----- The input -----
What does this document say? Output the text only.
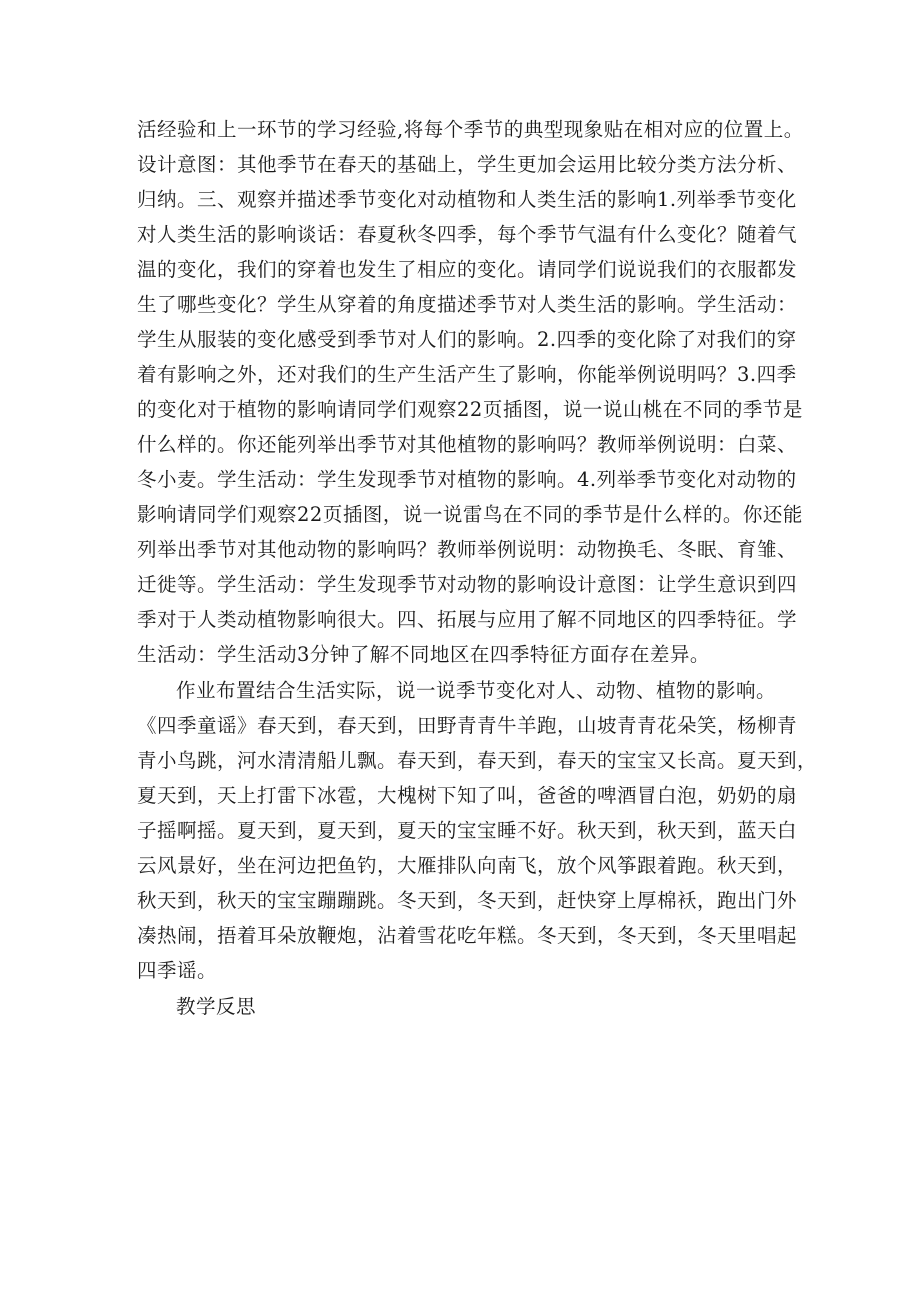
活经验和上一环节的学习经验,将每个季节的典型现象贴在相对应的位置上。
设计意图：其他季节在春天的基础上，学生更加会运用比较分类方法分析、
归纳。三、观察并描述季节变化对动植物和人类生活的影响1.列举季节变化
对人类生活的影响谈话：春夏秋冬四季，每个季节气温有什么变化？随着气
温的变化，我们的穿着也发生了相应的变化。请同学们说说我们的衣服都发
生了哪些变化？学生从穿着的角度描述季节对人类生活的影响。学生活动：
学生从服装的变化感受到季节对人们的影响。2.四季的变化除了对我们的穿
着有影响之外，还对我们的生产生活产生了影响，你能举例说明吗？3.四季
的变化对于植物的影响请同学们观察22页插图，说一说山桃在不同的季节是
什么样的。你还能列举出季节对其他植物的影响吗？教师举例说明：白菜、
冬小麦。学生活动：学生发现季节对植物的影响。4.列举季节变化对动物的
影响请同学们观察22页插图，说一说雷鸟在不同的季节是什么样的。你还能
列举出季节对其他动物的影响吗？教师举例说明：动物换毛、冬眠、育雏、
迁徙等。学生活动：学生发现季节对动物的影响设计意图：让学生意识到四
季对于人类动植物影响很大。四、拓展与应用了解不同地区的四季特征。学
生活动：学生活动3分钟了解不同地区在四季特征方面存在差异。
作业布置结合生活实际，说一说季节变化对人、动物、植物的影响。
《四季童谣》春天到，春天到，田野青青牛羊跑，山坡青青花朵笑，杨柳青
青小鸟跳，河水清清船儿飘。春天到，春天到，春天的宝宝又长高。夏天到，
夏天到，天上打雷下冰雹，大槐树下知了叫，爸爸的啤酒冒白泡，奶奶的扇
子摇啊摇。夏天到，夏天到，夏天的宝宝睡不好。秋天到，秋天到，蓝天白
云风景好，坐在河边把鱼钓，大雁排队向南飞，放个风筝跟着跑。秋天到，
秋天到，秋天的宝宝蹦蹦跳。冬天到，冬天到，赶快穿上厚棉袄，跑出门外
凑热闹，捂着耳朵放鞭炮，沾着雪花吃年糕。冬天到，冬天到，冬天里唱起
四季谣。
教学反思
-----
----- The input -----
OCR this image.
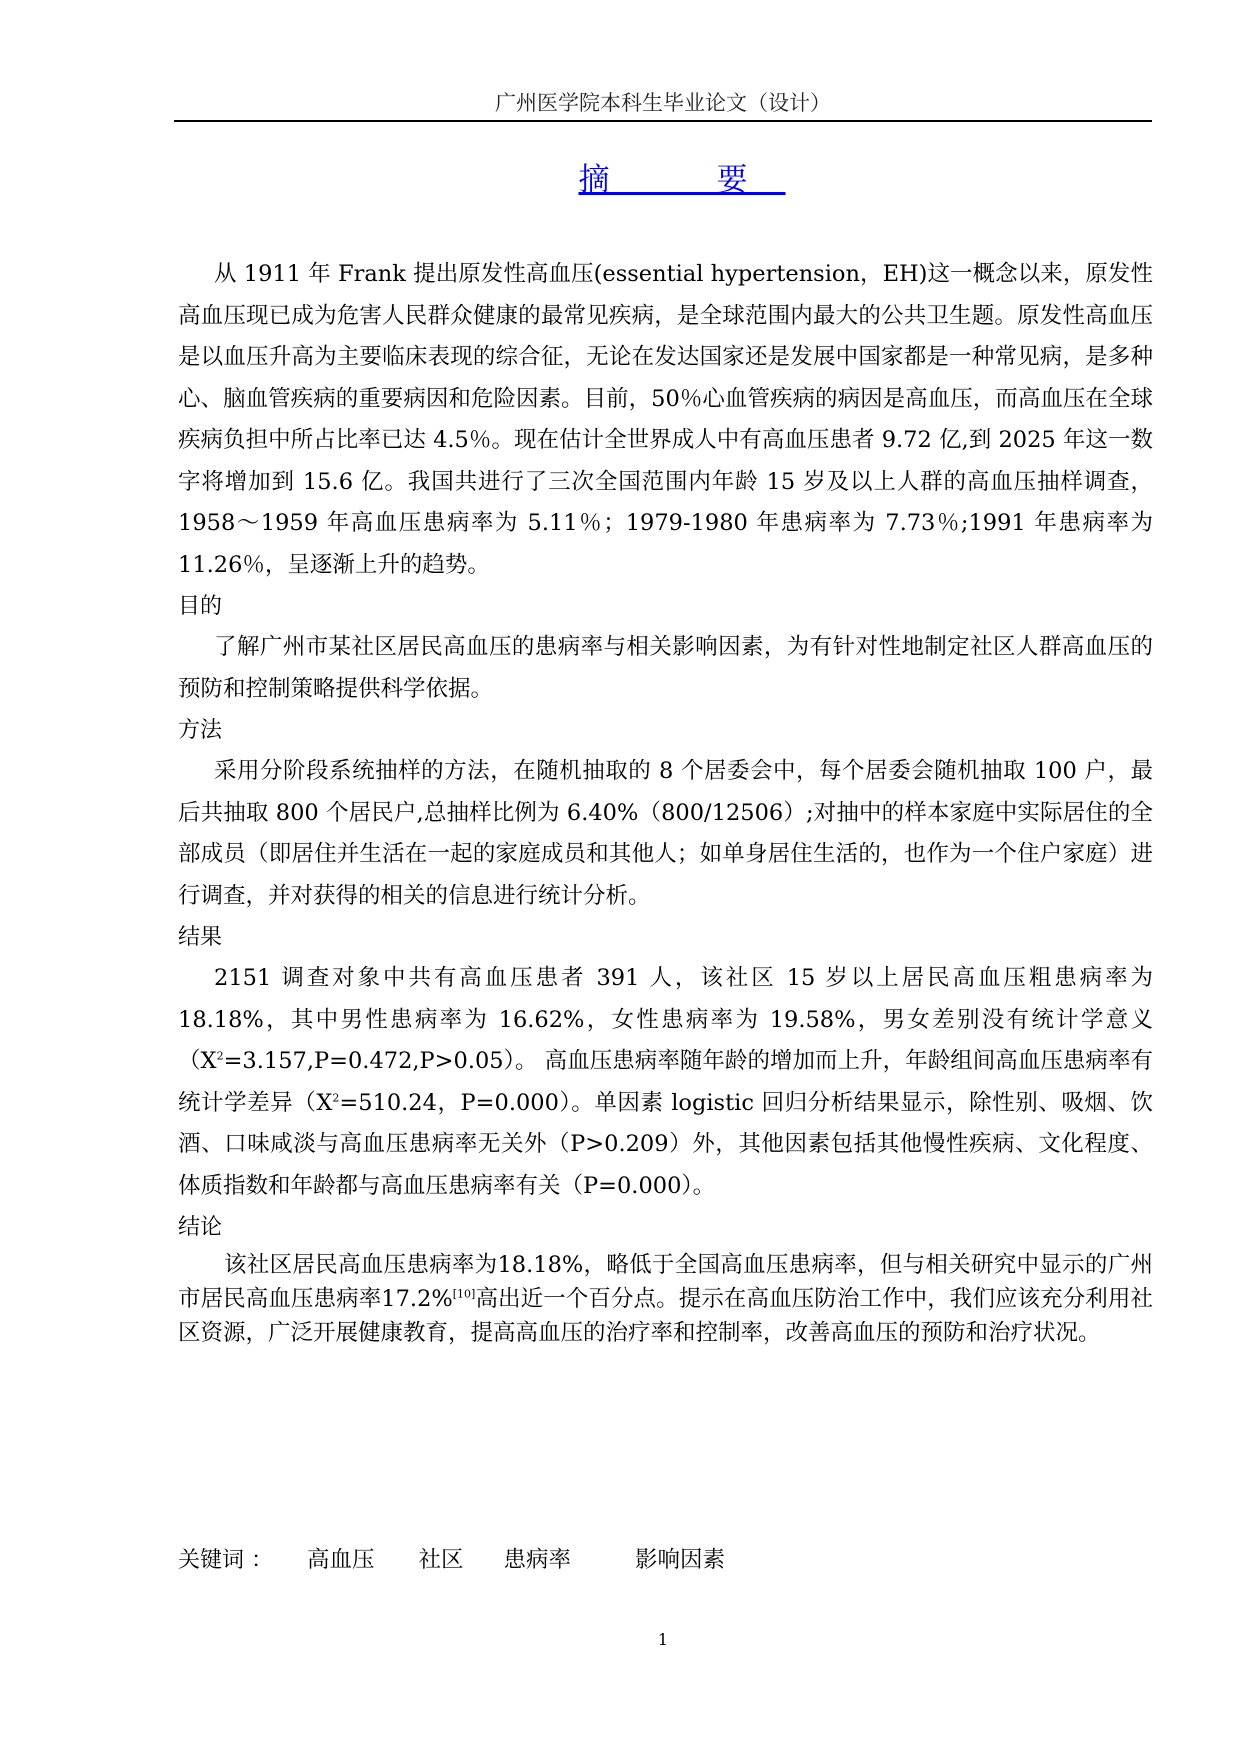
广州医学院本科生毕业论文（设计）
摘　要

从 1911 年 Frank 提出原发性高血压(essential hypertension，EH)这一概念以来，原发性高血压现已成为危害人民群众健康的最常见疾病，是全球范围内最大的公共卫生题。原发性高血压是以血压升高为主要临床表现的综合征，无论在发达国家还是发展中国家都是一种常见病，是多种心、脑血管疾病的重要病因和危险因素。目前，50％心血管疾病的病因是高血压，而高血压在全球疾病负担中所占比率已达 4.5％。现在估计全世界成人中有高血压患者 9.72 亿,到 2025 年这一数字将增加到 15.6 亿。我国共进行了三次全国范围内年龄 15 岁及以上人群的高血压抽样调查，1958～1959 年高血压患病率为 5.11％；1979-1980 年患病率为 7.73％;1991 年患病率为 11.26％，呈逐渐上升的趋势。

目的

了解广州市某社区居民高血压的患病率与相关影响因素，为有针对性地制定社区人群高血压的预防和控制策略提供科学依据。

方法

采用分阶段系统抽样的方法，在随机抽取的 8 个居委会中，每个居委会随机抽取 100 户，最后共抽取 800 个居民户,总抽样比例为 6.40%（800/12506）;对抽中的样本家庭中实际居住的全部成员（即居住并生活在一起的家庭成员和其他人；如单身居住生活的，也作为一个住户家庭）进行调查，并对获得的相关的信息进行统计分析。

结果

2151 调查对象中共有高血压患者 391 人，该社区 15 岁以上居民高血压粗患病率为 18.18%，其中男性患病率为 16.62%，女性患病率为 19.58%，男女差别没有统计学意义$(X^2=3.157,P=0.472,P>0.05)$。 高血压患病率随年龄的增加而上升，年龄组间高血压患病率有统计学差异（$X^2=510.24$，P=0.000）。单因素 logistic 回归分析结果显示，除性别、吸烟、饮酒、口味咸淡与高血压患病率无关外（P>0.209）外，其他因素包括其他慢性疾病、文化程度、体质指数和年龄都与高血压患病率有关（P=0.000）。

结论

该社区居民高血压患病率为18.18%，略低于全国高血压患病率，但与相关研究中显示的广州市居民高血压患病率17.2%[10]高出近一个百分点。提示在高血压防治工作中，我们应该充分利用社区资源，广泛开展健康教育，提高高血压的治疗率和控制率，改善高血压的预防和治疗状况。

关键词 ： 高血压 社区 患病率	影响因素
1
-----
• Your task: Return all the lines that contain the string "this".

• Answer to the task:
What does this document say? Output the text only.
OCR this image.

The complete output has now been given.